PROBLEM TO SOLVE> Restate the listing below word for word, omitting any images.

Collected data entries
--- START ---

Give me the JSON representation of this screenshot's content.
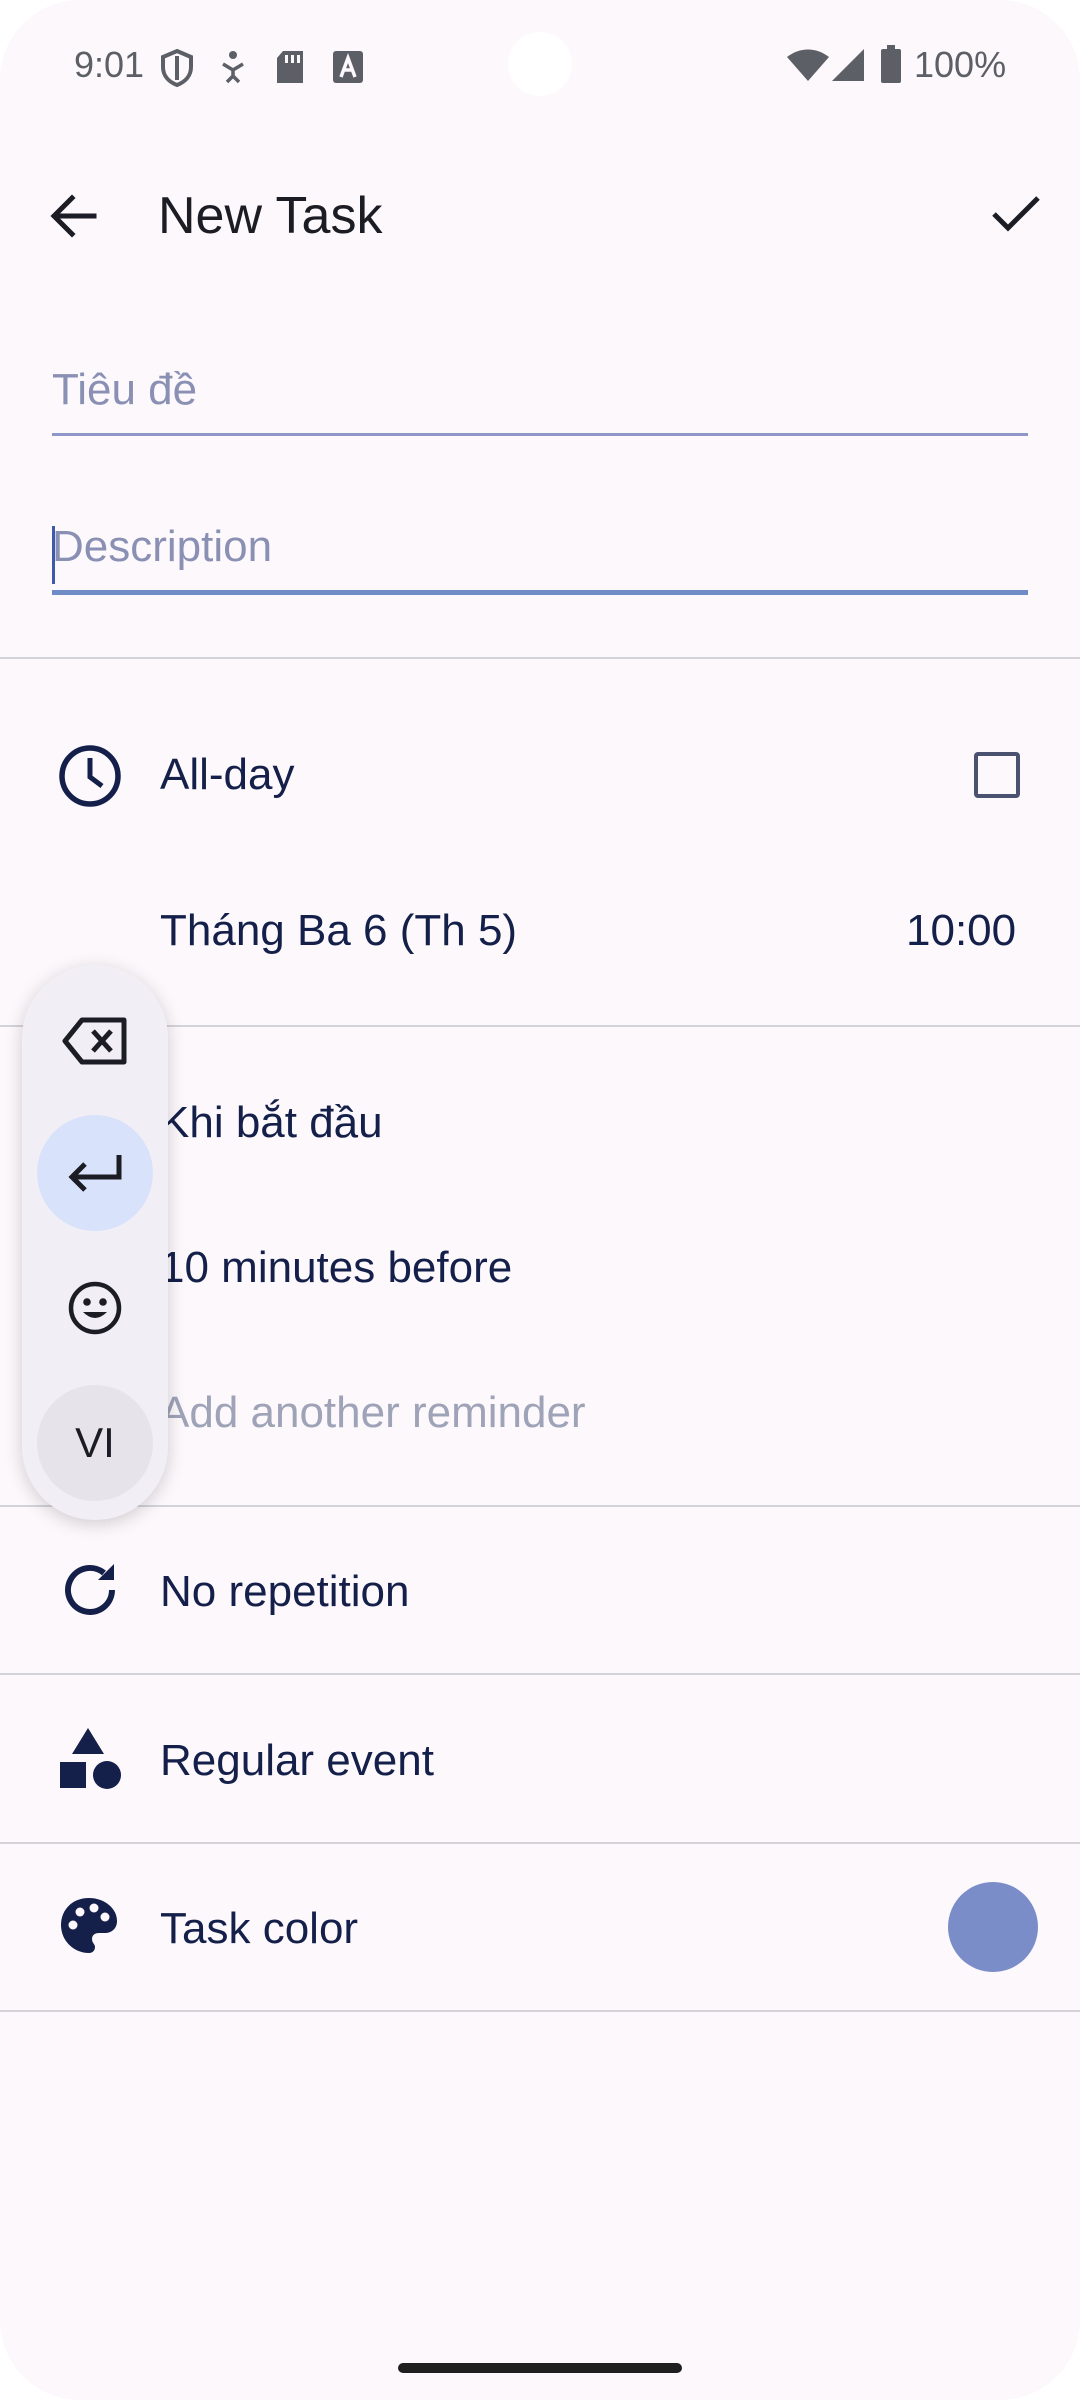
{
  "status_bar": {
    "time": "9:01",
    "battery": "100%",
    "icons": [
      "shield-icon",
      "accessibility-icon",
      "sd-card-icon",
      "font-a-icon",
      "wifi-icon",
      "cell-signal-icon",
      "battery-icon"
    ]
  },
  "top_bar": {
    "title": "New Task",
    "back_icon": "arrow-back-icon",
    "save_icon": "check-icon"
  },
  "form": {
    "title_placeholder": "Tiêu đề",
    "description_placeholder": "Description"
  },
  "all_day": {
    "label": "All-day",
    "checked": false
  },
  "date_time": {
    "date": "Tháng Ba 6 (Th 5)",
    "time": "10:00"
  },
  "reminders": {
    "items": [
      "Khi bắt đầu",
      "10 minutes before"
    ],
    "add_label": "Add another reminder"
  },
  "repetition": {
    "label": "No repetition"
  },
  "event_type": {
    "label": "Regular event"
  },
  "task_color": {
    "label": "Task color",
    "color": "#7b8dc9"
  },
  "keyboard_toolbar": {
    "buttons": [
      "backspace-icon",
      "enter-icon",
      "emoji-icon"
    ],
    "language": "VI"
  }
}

--- END ---

ANSWER>
Give me the JSON representation of this screenshot's content.
{
  "status_bar": {
    "time": "9:01",
    "battery": "100%",
    "icons": [
      "shield-icon",
      "accessibility-icon",
      "sd-card-icon",
      "font-a-icon",
      "wifi-icon",
      "cell-signal-icon",
      "battery-icon"
    ]
  },
  "top_bar": {
    "title": "New Task",
    "back_icon": "arrow-back-icon",
    "save_icon": "check-icon"
  },
  "form": {
    "title_placeholder": "Tiêu đề",
    "description_placeholder": "Description"
  },
  "all_day": {
    "label": "All-day",
    "checked": false
  },
  "date_time": {
    "date": "Tháng Ba 6 (Th 5)",
    "time": "10:00"
  },
  "reminders": {
    "items": [
      "Khi bắt đầu",
      "10 minutes before"
    ],
    "add_label": "Add another reminder"
  },
  "repetition": {
    "label": "No repetition"
  },
  "event_type": {
    "label": "Regular event"
  },
  "task_color": {
    "label": "Task color",
    "color": "#7b8dc9"
  },
  "keyboard_toolbar": {
    "buttons": [
      "backspace-icon",
      "enter-icon",
      "emoji-icon"
    ],
    "language": "VI"
  }
}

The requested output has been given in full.